++++ Exercise data

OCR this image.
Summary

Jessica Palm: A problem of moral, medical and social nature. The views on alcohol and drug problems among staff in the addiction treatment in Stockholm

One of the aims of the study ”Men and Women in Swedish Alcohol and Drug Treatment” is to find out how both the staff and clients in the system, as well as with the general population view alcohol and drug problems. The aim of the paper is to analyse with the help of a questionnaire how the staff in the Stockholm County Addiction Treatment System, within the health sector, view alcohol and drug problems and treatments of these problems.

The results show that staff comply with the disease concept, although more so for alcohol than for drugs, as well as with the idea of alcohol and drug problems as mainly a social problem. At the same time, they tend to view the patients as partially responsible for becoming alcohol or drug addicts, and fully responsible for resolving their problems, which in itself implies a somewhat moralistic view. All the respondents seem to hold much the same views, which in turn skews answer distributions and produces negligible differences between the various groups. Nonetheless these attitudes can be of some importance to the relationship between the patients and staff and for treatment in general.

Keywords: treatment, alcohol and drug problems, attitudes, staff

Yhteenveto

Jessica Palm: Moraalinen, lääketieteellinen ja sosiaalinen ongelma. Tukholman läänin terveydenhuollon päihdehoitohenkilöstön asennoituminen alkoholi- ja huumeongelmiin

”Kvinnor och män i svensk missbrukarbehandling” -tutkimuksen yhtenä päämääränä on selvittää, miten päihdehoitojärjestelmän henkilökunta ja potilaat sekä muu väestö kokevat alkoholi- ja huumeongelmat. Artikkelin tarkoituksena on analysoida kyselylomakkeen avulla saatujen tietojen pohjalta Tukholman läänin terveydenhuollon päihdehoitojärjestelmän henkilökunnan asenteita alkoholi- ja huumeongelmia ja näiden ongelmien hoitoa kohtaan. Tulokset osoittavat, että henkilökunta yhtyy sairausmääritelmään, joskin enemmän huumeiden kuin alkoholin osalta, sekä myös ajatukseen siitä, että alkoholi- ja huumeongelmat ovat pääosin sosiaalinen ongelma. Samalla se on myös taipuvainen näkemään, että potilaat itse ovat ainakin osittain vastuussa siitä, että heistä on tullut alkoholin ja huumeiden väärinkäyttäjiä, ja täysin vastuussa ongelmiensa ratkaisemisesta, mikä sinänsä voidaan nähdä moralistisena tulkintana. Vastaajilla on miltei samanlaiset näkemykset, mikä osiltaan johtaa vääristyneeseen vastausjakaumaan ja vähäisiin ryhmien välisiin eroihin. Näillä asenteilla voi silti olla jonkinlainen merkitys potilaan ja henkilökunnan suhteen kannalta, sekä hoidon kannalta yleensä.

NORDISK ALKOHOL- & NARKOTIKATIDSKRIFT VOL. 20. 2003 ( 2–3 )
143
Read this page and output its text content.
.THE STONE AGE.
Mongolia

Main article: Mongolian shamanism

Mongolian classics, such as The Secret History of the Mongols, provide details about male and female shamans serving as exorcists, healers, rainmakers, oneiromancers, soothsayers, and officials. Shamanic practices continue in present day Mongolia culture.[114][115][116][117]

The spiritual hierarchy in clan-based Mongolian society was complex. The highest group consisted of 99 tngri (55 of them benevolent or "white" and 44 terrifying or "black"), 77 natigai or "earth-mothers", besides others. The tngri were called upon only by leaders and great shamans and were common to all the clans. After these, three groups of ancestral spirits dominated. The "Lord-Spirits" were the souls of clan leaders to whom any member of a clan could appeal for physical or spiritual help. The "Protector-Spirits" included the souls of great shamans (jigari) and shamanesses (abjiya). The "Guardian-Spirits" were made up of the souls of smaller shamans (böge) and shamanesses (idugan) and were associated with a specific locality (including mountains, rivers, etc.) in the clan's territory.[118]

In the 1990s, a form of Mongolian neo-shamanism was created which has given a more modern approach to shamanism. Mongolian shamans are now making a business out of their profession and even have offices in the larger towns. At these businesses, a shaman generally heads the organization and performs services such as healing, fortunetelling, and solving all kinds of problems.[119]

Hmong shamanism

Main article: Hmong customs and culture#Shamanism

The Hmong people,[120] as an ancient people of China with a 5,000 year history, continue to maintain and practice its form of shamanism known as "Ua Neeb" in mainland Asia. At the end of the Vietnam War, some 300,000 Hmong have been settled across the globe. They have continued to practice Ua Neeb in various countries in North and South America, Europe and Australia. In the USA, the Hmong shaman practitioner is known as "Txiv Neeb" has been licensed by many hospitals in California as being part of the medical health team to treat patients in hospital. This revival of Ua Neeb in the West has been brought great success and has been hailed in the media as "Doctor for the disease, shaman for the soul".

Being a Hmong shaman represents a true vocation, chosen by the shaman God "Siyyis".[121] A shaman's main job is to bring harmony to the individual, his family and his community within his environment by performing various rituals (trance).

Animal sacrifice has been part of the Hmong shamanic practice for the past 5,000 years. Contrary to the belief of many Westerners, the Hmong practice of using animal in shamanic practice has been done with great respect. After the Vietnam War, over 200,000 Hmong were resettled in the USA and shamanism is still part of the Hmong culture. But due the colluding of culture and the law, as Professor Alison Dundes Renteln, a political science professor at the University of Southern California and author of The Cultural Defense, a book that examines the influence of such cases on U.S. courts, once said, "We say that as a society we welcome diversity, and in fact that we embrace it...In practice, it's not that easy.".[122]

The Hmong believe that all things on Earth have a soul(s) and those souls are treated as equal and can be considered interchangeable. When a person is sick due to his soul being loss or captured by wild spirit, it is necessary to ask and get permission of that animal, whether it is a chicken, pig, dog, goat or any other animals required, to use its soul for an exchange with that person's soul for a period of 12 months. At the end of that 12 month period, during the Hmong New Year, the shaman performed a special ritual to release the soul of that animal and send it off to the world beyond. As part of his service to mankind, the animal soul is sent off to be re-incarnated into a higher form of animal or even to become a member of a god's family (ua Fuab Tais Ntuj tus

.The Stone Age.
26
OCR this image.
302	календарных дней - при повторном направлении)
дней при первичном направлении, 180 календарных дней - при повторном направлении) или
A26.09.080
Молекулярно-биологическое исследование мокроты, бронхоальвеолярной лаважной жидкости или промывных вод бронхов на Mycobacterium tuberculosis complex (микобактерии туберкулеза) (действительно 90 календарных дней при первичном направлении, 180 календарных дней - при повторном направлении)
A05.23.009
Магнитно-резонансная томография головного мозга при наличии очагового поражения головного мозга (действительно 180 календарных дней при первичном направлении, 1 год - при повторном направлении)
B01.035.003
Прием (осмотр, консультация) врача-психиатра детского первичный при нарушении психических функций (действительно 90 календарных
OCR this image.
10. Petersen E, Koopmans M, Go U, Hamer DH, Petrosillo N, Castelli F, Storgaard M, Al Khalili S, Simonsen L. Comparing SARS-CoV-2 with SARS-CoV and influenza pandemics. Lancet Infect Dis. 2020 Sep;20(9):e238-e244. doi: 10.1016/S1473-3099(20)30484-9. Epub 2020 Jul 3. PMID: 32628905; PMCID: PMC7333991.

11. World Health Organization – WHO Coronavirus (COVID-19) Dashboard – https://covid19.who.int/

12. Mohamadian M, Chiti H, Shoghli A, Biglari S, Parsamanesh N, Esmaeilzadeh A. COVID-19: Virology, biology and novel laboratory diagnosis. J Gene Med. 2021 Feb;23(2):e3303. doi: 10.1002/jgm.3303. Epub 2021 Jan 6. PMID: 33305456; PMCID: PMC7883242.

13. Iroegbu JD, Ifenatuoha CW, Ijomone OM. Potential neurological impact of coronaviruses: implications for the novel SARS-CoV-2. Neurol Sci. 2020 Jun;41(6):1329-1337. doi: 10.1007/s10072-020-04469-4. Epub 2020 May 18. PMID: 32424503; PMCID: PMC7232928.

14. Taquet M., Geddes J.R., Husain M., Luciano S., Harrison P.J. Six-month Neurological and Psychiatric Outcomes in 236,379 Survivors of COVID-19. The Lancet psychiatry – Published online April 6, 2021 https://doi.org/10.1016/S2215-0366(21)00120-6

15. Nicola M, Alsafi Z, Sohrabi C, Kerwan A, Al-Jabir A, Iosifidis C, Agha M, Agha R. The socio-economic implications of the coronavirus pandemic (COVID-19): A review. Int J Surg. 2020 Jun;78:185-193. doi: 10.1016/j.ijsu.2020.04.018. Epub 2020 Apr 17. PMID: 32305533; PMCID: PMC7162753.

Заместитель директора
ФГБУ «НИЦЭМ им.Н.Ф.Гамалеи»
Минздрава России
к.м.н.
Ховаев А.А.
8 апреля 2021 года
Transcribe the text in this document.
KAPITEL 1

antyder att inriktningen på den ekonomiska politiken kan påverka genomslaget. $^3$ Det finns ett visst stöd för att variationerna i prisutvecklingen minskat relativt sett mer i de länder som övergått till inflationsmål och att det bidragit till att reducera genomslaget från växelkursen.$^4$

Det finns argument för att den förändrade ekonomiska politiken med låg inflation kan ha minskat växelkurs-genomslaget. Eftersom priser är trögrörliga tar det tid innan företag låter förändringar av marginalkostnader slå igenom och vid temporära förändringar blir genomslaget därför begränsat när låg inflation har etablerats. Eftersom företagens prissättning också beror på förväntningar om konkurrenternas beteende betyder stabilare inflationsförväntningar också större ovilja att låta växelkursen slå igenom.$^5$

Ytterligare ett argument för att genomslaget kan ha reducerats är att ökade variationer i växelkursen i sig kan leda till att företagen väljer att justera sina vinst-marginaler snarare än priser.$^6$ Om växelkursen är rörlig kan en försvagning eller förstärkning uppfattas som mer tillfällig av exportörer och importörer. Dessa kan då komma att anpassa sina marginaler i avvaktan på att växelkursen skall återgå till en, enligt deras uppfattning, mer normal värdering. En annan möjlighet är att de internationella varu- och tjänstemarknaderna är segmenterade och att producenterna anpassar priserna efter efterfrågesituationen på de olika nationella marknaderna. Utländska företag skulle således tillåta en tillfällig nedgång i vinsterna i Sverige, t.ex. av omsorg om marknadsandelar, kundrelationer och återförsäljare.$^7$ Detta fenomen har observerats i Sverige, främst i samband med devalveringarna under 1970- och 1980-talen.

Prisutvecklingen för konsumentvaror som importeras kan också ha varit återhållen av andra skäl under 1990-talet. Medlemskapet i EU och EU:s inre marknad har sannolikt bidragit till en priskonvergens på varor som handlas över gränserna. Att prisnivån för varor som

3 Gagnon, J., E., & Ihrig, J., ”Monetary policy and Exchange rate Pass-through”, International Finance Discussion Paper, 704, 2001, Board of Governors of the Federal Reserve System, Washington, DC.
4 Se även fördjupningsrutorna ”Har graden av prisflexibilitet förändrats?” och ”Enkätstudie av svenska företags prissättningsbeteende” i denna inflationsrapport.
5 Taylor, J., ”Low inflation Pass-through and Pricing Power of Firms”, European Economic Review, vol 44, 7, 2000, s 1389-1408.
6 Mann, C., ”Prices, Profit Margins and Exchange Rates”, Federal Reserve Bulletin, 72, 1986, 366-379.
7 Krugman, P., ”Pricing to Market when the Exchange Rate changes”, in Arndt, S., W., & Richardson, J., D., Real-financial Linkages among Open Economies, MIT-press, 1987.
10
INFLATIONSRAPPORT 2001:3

++++++++

Work item:
From the entries, report every line in which the string "their" occurs.

Output for this exercise:
The results show that staff comply with the disease concept, although more so for alcohol than for drugs, as well as with the idea of alcohol and drug problems as mainly a social problem. At the same time, they tend to view the patients as partially responsible for becoming alcohol or drug addicts, and fully responsible for resolving their problems, which in itself implies a somewhat moralistic view. All the respondents seem to hold much the same views, which in turn skews answer distributions and produces negligible differences between the various groups. Nonetheless these attitudes can be of some importance to the relationship between the patients and staff and for treatment in general.
In the 1990s, a form of Mongolian neo-shamanism was created which has given a more modern approach to shamanism. Mongolian shamans are now making a business out of their profession and even have offices in the larger towns. At these businesses, a shaman generally heads the organization and performs services such as healing, fortunetelling, and solving all kinds of problems.[119]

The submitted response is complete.